START SOURCE RECORDS
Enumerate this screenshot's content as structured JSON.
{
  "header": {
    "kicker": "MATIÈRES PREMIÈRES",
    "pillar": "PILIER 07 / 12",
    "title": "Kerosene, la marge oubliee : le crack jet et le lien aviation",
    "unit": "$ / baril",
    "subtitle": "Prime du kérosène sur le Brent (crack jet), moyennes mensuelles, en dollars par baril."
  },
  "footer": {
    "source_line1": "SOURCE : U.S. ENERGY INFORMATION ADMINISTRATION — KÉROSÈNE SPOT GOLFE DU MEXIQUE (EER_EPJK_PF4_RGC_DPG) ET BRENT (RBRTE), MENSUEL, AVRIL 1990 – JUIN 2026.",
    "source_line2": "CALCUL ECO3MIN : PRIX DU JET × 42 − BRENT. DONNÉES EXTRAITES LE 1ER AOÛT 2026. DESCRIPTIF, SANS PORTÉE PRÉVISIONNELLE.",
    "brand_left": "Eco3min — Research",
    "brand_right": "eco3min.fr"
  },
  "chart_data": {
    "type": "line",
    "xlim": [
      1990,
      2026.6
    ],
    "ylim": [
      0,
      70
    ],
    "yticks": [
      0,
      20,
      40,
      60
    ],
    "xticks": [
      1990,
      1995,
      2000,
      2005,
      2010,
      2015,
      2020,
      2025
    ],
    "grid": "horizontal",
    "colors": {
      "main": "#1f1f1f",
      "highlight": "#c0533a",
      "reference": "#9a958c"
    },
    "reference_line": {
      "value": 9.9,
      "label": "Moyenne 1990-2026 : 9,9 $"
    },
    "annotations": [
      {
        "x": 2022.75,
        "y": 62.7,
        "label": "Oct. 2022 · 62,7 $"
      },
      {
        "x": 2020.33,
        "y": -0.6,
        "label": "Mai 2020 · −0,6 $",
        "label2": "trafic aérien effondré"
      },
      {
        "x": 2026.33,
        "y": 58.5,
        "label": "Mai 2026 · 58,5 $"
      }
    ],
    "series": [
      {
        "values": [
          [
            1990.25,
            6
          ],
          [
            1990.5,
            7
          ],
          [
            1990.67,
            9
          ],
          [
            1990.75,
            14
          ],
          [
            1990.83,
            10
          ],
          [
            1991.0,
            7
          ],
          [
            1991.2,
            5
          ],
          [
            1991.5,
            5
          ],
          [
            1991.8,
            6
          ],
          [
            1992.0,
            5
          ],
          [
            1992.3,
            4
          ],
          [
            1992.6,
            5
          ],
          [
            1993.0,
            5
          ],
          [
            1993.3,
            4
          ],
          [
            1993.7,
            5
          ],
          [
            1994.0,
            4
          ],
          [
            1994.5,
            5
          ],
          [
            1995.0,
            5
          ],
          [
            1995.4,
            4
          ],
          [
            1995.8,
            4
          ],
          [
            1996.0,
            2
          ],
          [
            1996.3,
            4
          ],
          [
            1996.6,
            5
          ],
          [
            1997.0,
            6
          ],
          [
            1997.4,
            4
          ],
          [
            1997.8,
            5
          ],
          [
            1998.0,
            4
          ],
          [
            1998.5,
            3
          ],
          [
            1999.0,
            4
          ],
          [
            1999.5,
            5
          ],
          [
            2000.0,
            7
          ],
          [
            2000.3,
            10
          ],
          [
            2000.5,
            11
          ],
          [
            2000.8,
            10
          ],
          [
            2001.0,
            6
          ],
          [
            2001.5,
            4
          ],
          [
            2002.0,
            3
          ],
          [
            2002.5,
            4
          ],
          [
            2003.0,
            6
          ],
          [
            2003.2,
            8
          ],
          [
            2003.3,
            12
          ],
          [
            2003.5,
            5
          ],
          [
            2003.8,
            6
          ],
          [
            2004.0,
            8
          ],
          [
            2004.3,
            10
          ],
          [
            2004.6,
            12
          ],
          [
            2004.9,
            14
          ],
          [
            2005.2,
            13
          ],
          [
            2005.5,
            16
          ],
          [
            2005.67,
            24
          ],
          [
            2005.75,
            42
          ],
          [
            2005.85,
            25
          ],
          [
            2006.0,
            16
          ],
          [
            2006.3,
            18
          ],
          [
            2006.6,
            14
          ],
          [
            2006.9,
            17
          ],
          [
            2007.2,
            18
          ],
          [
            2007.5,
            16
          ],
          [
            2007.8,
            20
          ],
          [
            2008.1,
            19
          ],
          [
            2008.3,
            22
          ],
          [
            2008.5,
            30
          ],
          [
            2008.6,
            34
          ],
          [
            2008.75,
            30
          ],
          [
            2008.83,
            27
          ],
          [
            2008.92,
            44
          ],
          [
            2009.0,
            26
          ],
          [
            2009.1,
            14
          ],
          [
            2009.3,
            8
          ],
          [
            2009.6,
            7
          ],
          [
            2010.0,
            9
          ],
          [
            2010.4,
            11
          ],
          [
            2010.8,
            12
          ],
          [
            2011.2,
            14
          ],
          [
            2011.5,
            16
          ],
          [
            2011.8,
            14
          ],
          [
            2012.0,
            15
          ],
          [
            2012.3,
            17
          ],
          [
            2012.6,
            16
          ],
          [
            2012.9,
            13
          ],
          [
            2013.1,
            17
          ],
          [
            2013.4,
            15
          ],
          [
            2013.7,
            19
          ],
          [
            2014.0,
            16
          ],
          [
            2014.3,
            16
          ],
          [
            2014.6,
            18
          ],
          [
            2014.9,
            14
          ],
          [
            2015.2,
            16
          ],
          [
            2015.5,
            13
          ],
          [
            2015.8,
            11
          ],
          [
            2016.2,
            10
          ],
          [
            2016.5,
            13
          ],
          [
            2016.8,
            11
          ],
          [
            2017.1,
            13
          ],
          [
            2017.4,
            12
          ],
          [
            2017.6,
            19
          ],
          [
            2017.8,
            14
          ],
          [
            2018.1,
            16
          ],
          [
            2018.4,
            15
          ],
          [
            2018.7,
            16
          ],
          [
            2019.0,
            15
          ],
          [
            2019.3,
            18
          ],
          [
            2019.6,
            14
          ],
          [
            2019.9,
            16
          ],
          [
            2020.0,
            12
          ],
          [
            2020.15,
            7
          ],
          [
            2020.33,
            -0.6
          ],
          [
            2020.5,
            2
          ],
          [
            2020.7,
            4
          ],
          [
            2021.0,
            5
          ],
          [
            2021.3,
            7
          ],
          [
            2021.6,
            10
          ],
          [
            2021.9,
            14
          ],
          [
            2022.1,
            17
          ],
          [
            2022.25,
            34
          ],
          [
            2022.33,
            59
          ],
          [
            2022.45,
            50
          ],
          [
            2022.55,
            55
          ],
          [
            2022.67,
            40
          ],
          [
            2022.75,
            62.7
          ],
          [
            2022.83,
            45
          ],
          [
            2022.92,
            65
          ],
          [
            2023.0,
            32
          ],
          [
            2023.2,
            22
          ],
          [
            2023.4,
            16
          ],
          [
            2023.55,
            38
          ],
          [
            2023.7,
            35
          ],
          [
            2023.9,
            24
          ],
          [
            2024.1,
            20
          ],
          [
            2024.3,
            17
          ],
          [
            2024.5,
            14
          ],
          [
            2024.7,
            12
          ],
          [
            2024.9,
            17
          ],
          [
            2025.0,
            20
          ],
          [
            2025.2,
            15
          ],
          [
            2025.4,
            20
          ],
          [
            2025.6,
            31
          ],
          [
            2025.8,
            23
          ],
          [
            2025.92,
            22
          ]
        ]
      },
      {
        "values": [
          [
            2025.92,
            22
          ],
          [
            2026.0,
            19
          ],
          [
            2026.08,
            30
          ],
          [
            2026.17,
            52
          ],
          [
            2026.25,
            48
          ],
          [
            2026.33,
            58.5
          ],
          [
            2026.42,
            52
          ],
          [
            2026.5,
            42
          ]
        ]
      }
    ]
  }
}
END SOURCE RECORDS
- _PROMPT_
Determine how many lines of the records above contain the word "crack", and report only that number.

- _TASK SOLUTION_
2